===== Selection

2019-01-07 Thread Andras Farkas via R-help
Thanks Bert this will do...
Andras

Sent from Yahoo Mail on Android 
 
  On Sun, Jan 6, 2019 at 1:09 PM, Bert Gunter wrote:   
... and my reordering of column indices was unnecessary:    merge(dat, d, all.y 
= TRUE)will do.
Bert Gunter

"The trouble with having an open mind is that people keep coming along and 
sticking things into it."
-- Opus (aka Berkeley Breathed in his "Bloom County" comic strip )


On Sun, Jan 6, 2019 at 5:16 AM Andras Farkas via R-help  
wrote:

Hello Everyone,

would you be able to assist with some expertise on how to get the following 
done in a way that can be applied to a data set with different dimensions and 
without all the line items here?

we have:

id<-c(1,1,1,2,2,2,2,3,3,4,4,4,4,5,5,5,5)#length of unique IDs may differ of 
course in real data set, usually in magnitude of 1
letter<-c(sample(c("A","B","C","D","E"),3),sample(c("A","B","C","D","E"),4),sample(c("A","B","C","D","E"),2),
          
sample(c("A","B","C","D","E"),4),sample(c("A","B","C","D","E"),4))#number of 
unique "letters" is less than 4000 in real data set and they are no duplicates 
within same ID
weight<-c(sample(c(1:30),3),sample(c(1:30),4),sample(c(1:30),2),
          sample(c(1:30),4),sample(c(1:30),4))#number of unique weights is 
below 50 in real data set and they are no duplicates within same ID


data<-data.frame(id=id,letter=letter,weight=weight)

==========

Short problem: Return the passage of the R-help message starting at "2019-01-07 Thread Andras" and ending at "comic strip )". The material that follows has no connection to the R-help message.

===== Recorded data

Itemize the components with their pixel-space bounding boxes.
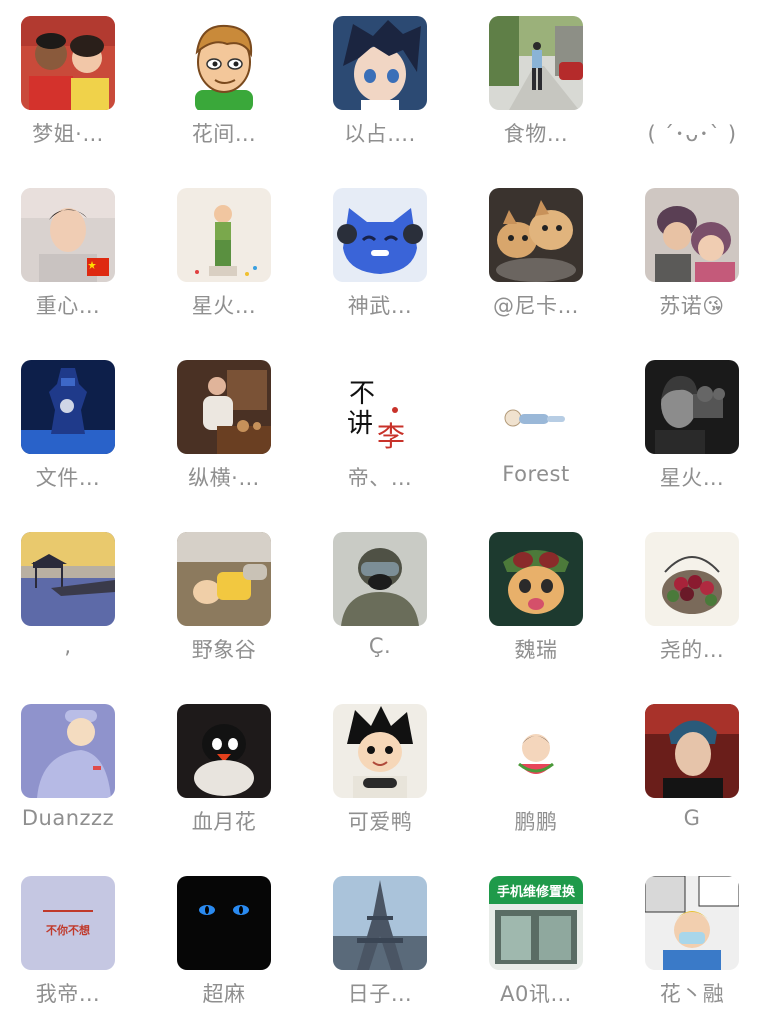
contact-name: A0讯… <box>500 982 572 1006</box>
contact-name: 星火… <box>659 466 725 490</box>
kittens-photo-icon[interactable] <box>489 188 583 282</box>
contact-item[interactable]: 重心… <box>0 172 156 344</box>
contact-item[interactable]: 梦姐·… <box>0 0 156 172</box>
text-banner-avatar-icon[interactable]: 不你不想 <box>21 876 115 970</box>
comic-boy-collage-icon[interactable] <box>645 876 739 970</box>
contact-item[interactable]: 以占…. <box>312 0 468 172</box>
masked-ski-person-icon[interactable] <box>333 532 427 626</box>
contact-name: 以占…. <box>344 122 416 146</box>
contact-name: 神武… <box>347 294 413 318</box>
contact-item[interactable]: 食物… <box>468 0 624 172</box>
contact-item[interactable]: 魏瑞 <box>468 516 624 688</box>
contact-name: 梦姐·… <box>32 122 104 146</box>
contact-name: 花丶融 <box>659 982 725 1006</box>
contact-name: 魏瑞 <box>514 638 558 662</box>
contact-item[interactable]: 日子… <box>312 860 468 1032</box>
contact-item[interactable]: 鹏鹏 <box>468 688 624 860</box>
contact-name: 尧的… <box>659 638 725 662</box>
contact-name: Forest <box>502 462 570 486</box>
contact-name: @尼卡… <box>493 294 579 318</box>
contact-name: 星火… <box>191 294 257 318</box>
blue-robot-figure-icon[interactable] <box>21 360 115 454</box>
contact-item[interactable]: 星火… <box>156 172 312 344</box>
contact-item[interactable]: 不 讲 李 帝、… <box>312 344 468 516</box>
sunset-pier-photo-icon[interactable] <box>21 532 115 626</box>
cartoon-boy-avatar-icon[interactable] <box>177 16 271 110</box>
eiffel-tower-photo-icon[interactable] <box>333 876 427 970</box>
contact-name: 超麻 <box>202 982 246 1006</box>
sleeping-baby-sketch-icon[interactable] <box>489 360 583 454</box>
sleeping-child-photo-icon[interactable] <box>177 532 271 626</box>
contact-item[interactable]: 花间… <box>156 0 312 172</box>
contact-item[interactable]: 苏诺😘 <box>624 172 762 344</box>
contact-item[interactable]: @尼卡… <box>468 172 624 344</box>
contact-name: G <box>683 806 701 830</box>
contact-item[interactable]: 神武… <box>312 172 468 344</box>
contact-name: 我帝… <box>35 982 101 1006</box>
contact-item[interactable]: 花丶融 <box>624 860 762 1032</box>
contact-item[interactable]: G <box>624 688 762 860</box>
anime-boy-gaming-icon[interactable] <box>333 704 427 798</box>
couple-selfie-photo-icon[interactable] <box>21 16 115 110</box>
contact-item[interactable]: Forest <box>468 344 624 516</box>
young-man-portrait-icon[interactable] <box>645 704 739 798</box>
anime-boy-avatar-icon[interactable] <box>333 16 427 110</box>
contact-name: Duanzzz <box>21 806 115 830</box>
teemo-game-character-icon[interactable] <box>489 532 583 626</box>
contact-name: 文件… <box>35 466 101 490</box>
contact-name: 血月花 <box>191 810 257 834</box>
contact-item[interactable]: 纵横·… <box>156 344 312 516</box>
contact-name: ( ´･ᴗ･` ) <box>647 122 737 146</box>
man-with-camera-bw-icon[interactable] <box>645 360 739 454</box>
penguin-plush-icon[interactable] <box>177 704 271 798</box>
contact-item[interactable]: ( ´･ᴗ･` ) <box>624 0 762 172</box>
contact-item[interactable]: 野象谷 <box>156 516 312 688</box>
man-making-tea-photo-icon[interactable] <box>177 360 271 454</box>
cartoon-character-purple-icon[interactable] <box>21 704 115 798</box>
contact-grid: 梦姐·… 花间… 以占…. 食物… (´･ᴗ･`) 重心… 星火… 神武… … <box>0 0 762 1024</box>
boy-selfie-with-flag-icon[interactable] <box>21 188 115 282</box>
contact-name: 可爱鸭 <box>347 810 413 834</box>
couple-hug-photo-icon[interactable] <box>645 188 739 282</box>
contact-name: 重心… <box>35 294 101 318</box>
contact-item[interactable]: 血月花 <box>156 688 312 860</box>
contact-item[interactable]: Ç. <box>312 516 468 688</box>
contact-name: 鹏鹏 <box>514 810 558 834</box>
contact-name: 食物… <box>503 122 569 146</box>
contact-name: Ç. <box>368 634 392 658</box>
calligraphy-logo-icon[interactable]: 不 讲 李 <box>333 360 427 454</box>
svg-text:不你不想: 不你不想 <box>46 923 90 937</box>
blue-cartoon-creature-icon[interactable] <box>333 188 427 282</box>
contact-name: 苏诺😘 <box>659 294 725 318</box>
baby-eating-watermelon-icon[interactable] <box>489 704 583 798</box>
svg-text:手机维修置换: 手机维修置换 <box>497 884 576 900</box>
contact-item[interactable]: 文件… <box>0 344 156 516</box>
phone-repair-storefront-icon[interactable]: 手机维修置换 <box>489 876 583 970</box>
contact-item[interactable]: 星火… <box>624 344 762 516</box>
contact-item[interactable]: , <box>0 516 156 688</box>
empty-avatar-icon[interactable] <box>645 16 739 110</box>
contact-name: 日子… <box>347 982 413 1006</box>
contact-name: 帝、… <box>347 466 413 490</box>
toddler-standing-photo-icon[interactable] <box>177 188 271 282</box>
svg-text:李: 李 <box>377 420 405 453</box>
contact-name: , <box>64 634 72 658</box>
svg-text:讲: 讲 <box>347 409 373 439</box>
contact-item[interactable]: 可爱鸭 <box>312 688 468 860</box>
contact-name: 野象谷 <box>191 638 257 662</box>
black-cat-blue-eyes-icon[interactable] <box>177 876 271 970</box>
contact-item[interactable]: 手机维修置换 A0讯… <box>468 860 624 1032</box>
contact-item[interactable]: 尧的… <box>624 516 762 688</box>
contact-item[interactable]: 超麻 <box>156 860 312 1032</box>
contact-item[interactable]: Duanzzz <box>0 688 156 860</box>
street-walking-photo-icon[interactable] <box>489 16 583 110</box>
contact-name: 纵横·… <box>188 466 260 490</box>
grape-basket-painting-icon[interactable] <box>645 532 739 626</box>
contact-name: 花间… <box>191 122 257 146</box>
svg-text:不: 不 <box>349 379 375 409</box>
contact-item[interactable]: 不你不想 我帝… <box>0 860 156 1032</box>
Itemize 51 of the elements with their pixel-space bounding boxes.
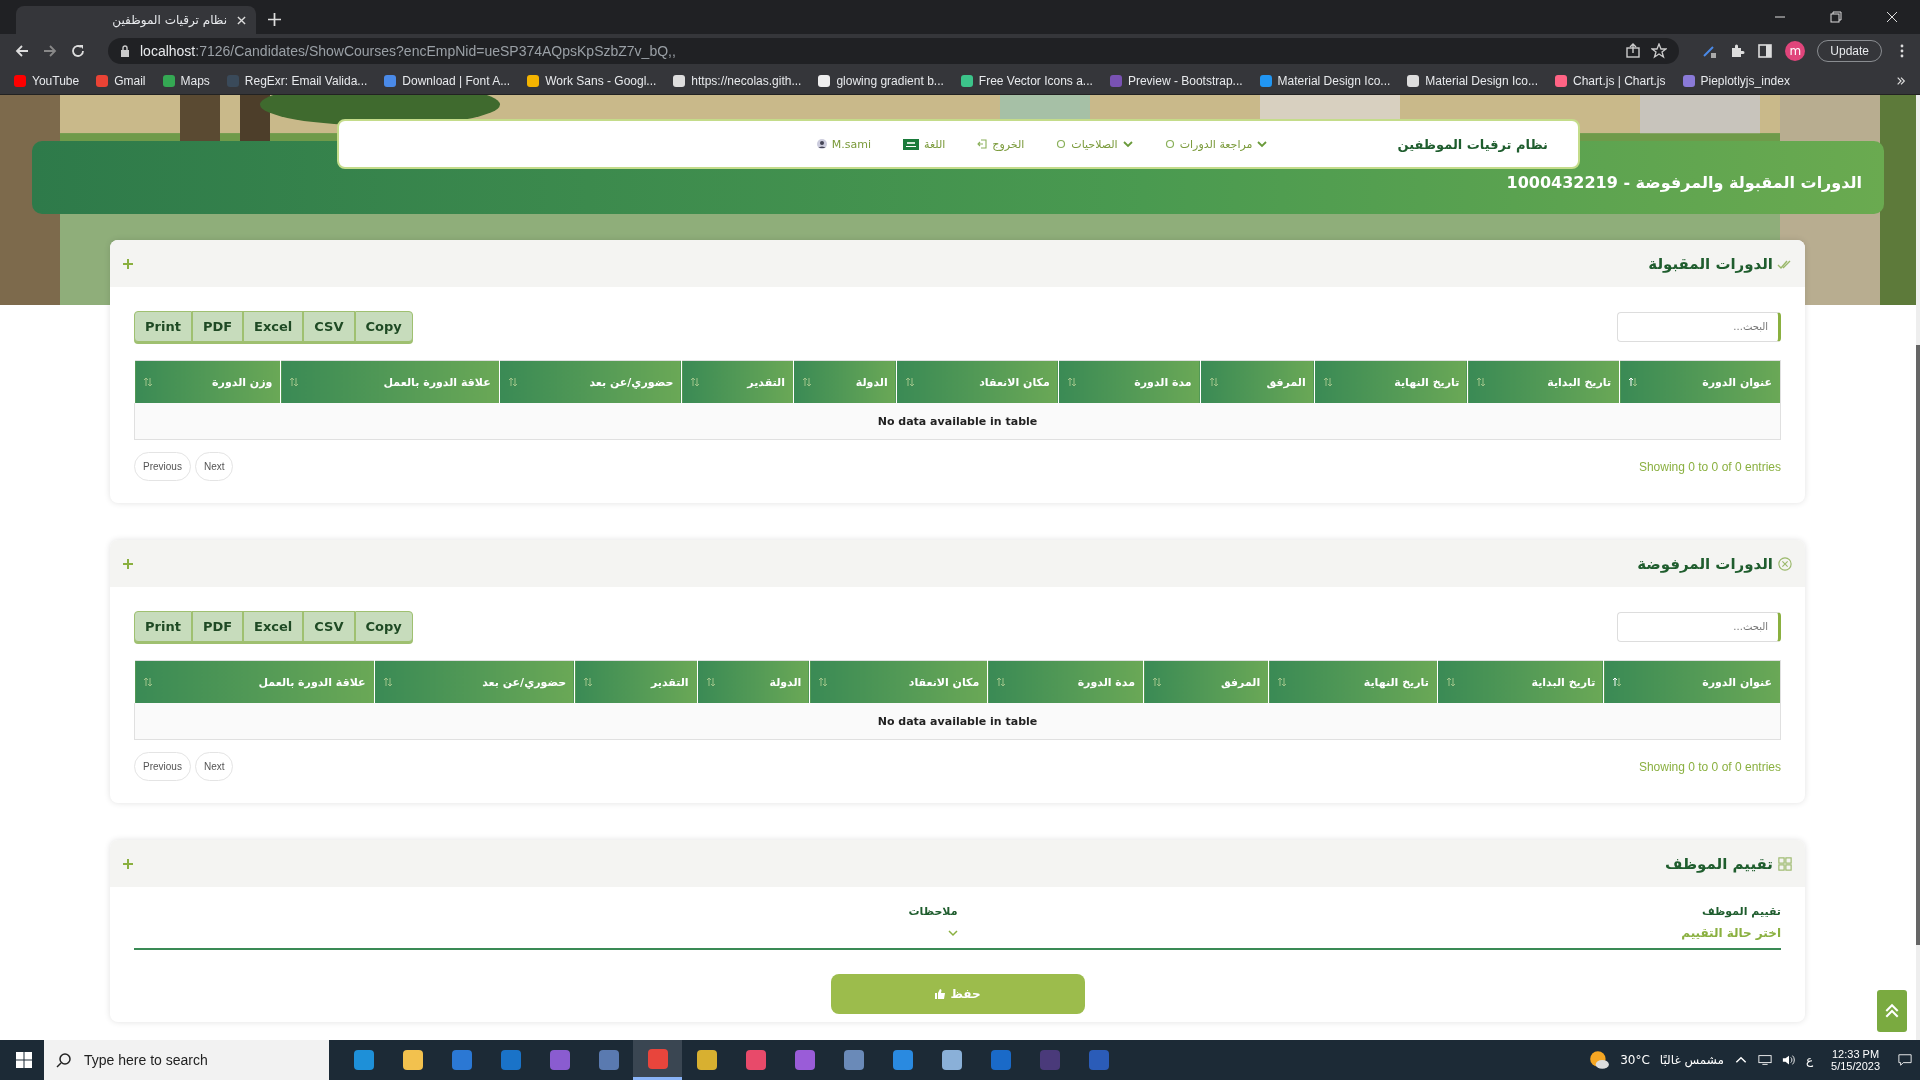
bookmark[interactable]: YouTube bbox=[14, 74, 80, 88]
empty-message: No data available in table bbox=[134, 703, 1781, 740]
export-button[interactable]: Excel bbox=[243, 611, 304, 642]
export-button[interactable]: Print bbox=[134, 311, 192, 342]
export-button[interactable]: PDF bbox=[191, 311, 244, 342]
empty-message: No data available in table bbox=[134, 403, 1781, 440]
export-button[interactable]: CSV bbox=[303, 611, 355, 642]
pagination-button[interactable]: Previous bbox=[134, 452, 191, 481]
address-bar[interactable]: localhost:7126/Candidates/ShowCourses?encEmpNid=ueSP374AQpsKpSzbZ7v_bQ,, bbox=[108, 38, 1680, 64]
bookmark[interactable]: Pieplotlyjs_index bbox=[1682, 74, 1790, 88]
export-button[interactable]: CSV bbox=[303, 311, 355, 342]
brand-title: نظام ترقيات الموظفين bbox=[1397, 136, 1548, 152]
clock[interactable]: 12:33 PM 5/15/2023 bbox=[1831, 1048, 1880, 1072]
language-indicator[interactable]: ع bbox=[1805, 1053, 1814, 1067]
export-button[interactable]: Print bbox=[134, 611, 192, 642]
export-button[interactable]: Excel bbox=[243, 311, 304, 342]
pagination-button[interactable]: Next bbox=[194, 752, 234, 781]
export-button[interactable]: Copy bbox=[354, 611, 413, 642]
entries-info: Showing 0 to 0 of 0 entries bbox=[1638, 759, 1781, 774]
search-field[interactable]: البحث... bbox=[1617, 311, 1781, 342]
temperature: 30°C bbox=[1620, 1053, 1650, 1067]
bookmark[interactable]: glowing gradient b... bbox=[818, 74, 944, 88]
section-title: الدورات المقبولة bbox=[1648, 254, 1773, 273]
taskbar-search-field[interactable]: Type here to search bbox=[44, 1040, 329, 1080]
search-field[interactable]: البحث... bbox=[1617, 611, 1781, 642]
bookmark[interactable]: Download | Font A... bbox=[384, 74, 511, 88]
pagination-button[interactable]: Next bbox=[194, 452, 234, 481]
bookmark[interactable]: Material Design Ico... bbox=[1407, 74, 1539, 88]
export-button[interactable]: PDF bbox=[191, 611, 244, 642]
pagination-button[interactable]: Previous bbox=[134, 752, 191, 781]
bookmark[interactable]: Preview - Bootstrap... bbox=[1109, 74, 1243, 88]
entries-info: Showing 0 to 0 of 0 entries bbox=[1638, 459, 1781, 474]
bookmark[interactable]: Material Design Ico... bbox=[1259, 74, 1391, 88]
section-title: تقييم الموظف bbox=[1665, 854, 1773, 873]
page-title: الدورات المقبولة والمرفوضة - 1000432219 bbox=[1506, 173, 1862, 192]
profile-avatar[interactable]: m bbox=[1785, 41, 1806, 61]
tab-title: نظام ترقيات الموظفين bbox=[112, 13, 227, 27]
bookmark[interactable]: Free Vector Icons a... bbox=[960, 74, 1093, 88]
bookmark[interactable]: Maps bbox=[162, 74, 210, 88]
bookmark[interactable]: Chart.js | Chart.js bbox=[1555, 74, 1666, 88]
weather-text: مشمس غالبًا bbox=[1659, 1053, 1724, 1067]
bookmark[interactable]: RegExr: Email Valida... bbox=[226, 74, 368, 88]
field-label: تقييم الموظف bbox=[1700, 905, 1781, 918]
export-button[interactable]: Copy bbox=[354, 311, 413, 342]
browser-tab[interactable]: نظام ترقيات الموظفين bbox=[16, 6, 256, 34]
bookmark[interactable]: Work Sans - Googl... bbox=[527, 74, 657, 88]
bookmark[interactable]: https://necolas.gith... bbox=[673, 74, 802, 88]
url-text: localhost:7126/Candidates/ShowCourses?encEmpNid=ueSP374AQpsKpSzbZ7v_bQ,, bbox=[140, 43, 676, 59]
bookmark[interactable]: Gmail bbox=[96, 74, 146, 88]
section-title: الدورات المرفوضة bbox=[1637, 554, 1773, 573]
field-label: ملاحظات bbox=[907, 905, 958, 918]
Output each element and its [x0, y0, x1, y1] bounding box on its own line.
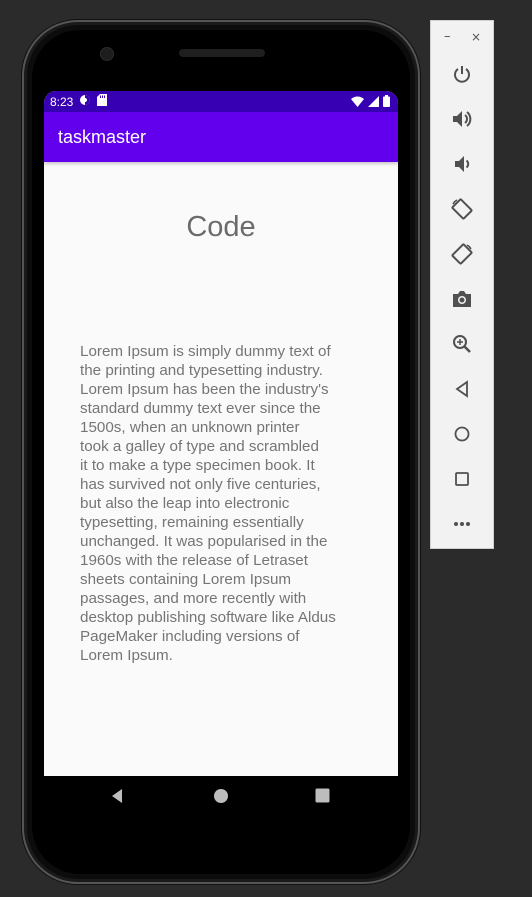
volume-down-button[interactable] [447, 149, 477, 179]
body-text-line: sheets containing Lorem Ipsum [80, 571, 292, 588]
emulator-home-button[interactable] [447, 419, 477, 449]
navigation-bar [44, 776, 398, 820]
sd-card-icon [97, 94, 108, 109]
zoom-button[interactable] [447, 329, 477, 359]
app-title: taskmaster [58, 127, 147, 147]
screenshot-button[interactable] [447, 284, 477, 314]
power-icon [454, 66, 470, 83]
body-text-line: 1960s with the release of Letraset [80, 552, 308, 569]
body-text-line: PageMaker including versions of [80, 628, 300, 645]
page-heading: Code [186, 211, 256, 243]
body-text-line: Lorem Ipsum is simply dummy text of [80, 343, 331, 360]
body-text-line: standard dummy text ever since the [80, 400, 321, 417]
close-button[interactable]: × [471, 30, 481, 44]
body-text-line: took a galley of type and scrambled [80, 438, 319, 455]
home-icon [214, 789, 228, 803]
overview-icon [455, 472, 469, 486]
rotate-left-button[interactable] [447, 194, 477, 224]
body-text-line: passages, and more recently with [80, 590, 307, 607]
front-camera [100, 47, 114, 61]
battery-icon [383, 95, 390, 110]
data-saver-icon [79, 94, 91, 109]
body-text-line: typesetting, remaining essentially [80, 514, 304, 531]
body-text-line: has survived not only five centuries, [80, 476, 321, 493]
emulator-window-controls: – × [431, 29, 493, 47]
wifi-icon [351, 96, 364, 110]
body-text-line: it to make a type specimen book. It [80, 457, 315, 474]
body-text-line: but also the leap into electronic [80, 495, 290, 512]
status-time: 8:23 [50, 94, 74, 109]
body-text-line: desktop publishing software like Aldus [80, 609, 336, 626]
minimize-button[interactable]: – [444, 29, 451, 44]
body-text-line: the printing and typesetting industry. [80, 362, 323, 379]
back-icon [112, 789, 122, 803]
back-icon [455, 380, 468, 398]
nav-back-button[interactable] [110, 788, 124, 808]
body-text-line: Lorem Ipsum. [80, 647, 173, 664]
more-button[interactable] [447, 509, 477, 539]
body-text-line: unchanged. It was popularised in the [80, 533, 328, 550]
emulator-toolbar: – × [430, 20, 494, 549]
overview-icon [315, 788, 330, 803]
volume-up-button[interactable] [447, 104, 477, 134]
volume-up-icon [453, 111, 472, 127]
rotate-left-icon [451, 198, 473, 220]
body-text-line: 1500s, when an unknown printer [80, 419, 300, 436]
zoom-icon [453, 335, 471, 353]
status-bar: 8:23 [44, 91, 398, 112]
nav-overview-button[interactable] [315, 788, 330, 807]
rotate-right-icon [451, 243, 473, 265]
earpiece-speaker [179, 49, 265, 57]
body-text-line: Lorem Ipsum has been the industry's [80, 381, 329, 398]
more-icon [454, 522, 470, 526]
power-button[interactable] [447, 59, 477, 89]
device-screen: 8:23 taskmaster Code Lorem Ipsum is simp… [44, 91, 398, 776]
home-icon [454, 426, 470, 442]
app-bar: taskmaster [44, 112, 398, 162]
nav-home-button[interactable] [213, 788, 229, 808]
cell-signal-icon [368, 95, 379, 110]
camera-icon [453, 291, 471, 307]
emulator-overview-button[interactable] [447, 464, 477, 494]
emulator-back-button[interactable] [447, 374, 477, 404]
volume-down-icon [455, 156, 470, 172]
body-text: Lorem Ipsum is simply dummy text of the … [80, 342, 370, 665]
rotate-right-button[interactable] [447, 239, 477, 269]
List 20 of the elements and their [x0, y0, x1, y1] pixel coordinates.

==========

Exercise solution:
2019-01-07 Thread Andras Farkas via R-help
Thanks Bert this will do...
Andras

Sent from Yahoo Mail on Android 
 
  On Sun, Jan 6, 2019 at 1:09 PM, Bert Gunter wrote:   
... and my reordering of column indices was unnecessary:    merge(dat, d, all.y 
= TRUE)will do.
Bert Gunter

"The trouble with having an open mind is that people keep coming along and 
sticking things into it."
-- Opus (aka Berkeley Breathed in his "Bloom County" comic strip )